>> Begin Data excerpts

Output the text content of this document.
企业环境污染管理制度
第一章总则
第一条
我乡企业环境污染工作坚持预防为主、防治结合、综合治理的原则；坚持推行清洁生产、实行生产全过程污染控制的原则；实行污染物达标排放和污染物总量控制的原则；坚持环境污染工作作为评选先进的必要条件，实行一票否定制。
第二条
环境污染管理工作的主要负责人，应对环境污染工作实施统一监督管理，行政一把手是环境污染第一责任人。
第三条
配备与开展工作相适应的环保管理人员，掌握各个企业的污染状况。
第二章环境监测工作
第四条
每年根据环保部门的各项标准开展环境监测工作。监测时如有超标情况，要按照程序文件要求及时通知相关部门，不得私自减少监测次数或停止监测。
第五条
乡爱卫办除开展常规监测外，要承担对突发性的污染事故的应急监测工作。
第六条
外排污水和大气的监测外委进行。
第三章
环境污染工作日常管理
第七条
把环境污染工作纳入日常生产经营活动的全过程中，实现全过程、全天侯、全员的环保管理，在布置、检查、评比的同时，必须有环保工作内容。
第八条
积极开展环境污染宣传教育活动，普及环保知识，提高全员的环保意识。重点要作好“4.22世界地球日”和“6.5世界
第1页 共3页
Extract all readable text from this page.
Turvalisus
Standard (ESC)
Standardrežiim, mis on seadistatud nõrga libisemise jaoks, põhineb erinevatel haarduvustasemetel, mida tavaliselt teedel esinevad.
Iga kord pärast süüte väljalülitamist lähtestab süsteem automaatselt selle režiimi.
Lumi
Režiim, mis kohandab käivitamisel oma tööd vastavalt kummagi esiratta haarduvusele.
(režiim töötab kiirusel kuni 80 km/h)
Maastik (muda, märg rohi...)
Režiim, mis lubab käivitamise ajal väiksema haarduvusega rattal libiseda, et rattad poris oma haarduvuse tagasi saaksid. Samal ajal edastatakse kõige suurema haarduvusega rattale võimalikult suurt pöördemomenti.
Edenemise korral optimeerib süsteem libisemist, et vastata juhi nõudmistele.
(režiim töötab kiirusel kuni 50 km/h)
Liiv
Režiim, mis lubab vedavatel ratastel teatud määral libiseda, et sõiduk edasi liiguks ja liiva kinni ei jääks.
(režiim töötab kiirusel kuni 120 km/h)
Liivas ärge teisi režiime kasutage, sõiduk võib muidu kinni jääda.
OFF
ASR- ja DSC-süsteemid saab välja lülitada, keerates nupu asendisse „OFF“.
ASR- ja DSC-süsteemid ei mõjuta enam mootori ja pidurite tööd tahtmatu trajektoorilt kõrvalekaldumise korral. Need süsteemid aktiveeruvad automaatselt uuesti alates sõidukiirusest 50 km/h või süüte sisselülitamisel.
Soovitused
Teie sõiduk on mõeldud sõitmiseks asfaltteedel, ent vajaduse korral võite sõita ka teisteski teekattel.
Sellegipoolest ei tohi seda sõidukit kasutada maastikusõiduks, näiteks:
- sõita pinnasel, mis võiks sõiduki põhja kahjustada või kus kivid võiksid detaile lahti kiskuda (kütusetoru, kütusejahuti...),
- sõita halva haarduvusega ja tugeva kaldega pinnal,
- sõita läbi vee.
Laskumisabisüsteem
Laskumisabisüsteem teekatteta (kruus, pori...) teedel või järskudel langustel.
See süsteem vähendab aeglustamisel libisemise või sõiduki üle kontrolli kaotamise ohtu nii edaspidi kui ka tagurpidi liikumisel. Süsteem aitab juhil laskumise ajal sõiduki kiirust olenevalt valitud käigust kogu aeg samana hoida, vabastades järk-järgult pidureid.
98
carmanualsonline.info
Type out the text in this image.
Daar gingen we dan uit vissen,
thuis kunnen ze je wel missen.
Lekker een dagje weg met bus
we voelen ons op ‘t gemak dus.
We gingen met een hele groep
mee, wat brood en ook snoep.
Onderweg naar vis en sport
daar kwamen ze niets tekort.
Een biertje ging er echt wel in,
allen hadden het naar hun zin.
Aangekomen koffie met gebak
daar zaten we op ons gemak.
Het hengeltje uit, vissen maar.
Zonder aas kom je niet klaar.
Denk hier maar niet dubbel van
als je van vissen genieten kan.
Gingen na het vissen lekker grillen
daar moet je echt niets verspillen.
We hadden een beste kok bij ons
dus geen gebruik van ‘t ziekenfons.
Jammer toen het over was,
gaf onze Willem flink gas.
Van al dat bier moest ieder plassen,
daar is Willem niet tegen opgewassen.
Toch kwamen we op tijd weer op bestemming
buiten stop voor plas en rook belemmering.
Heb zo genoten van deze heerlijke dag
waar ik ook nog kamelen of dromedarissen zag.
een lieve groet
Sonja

>> End Data excerpts

> **The problem**
Within the listing, how many lines hold the word "süsteemid"? Only the number is to be given.

> **Solution**
2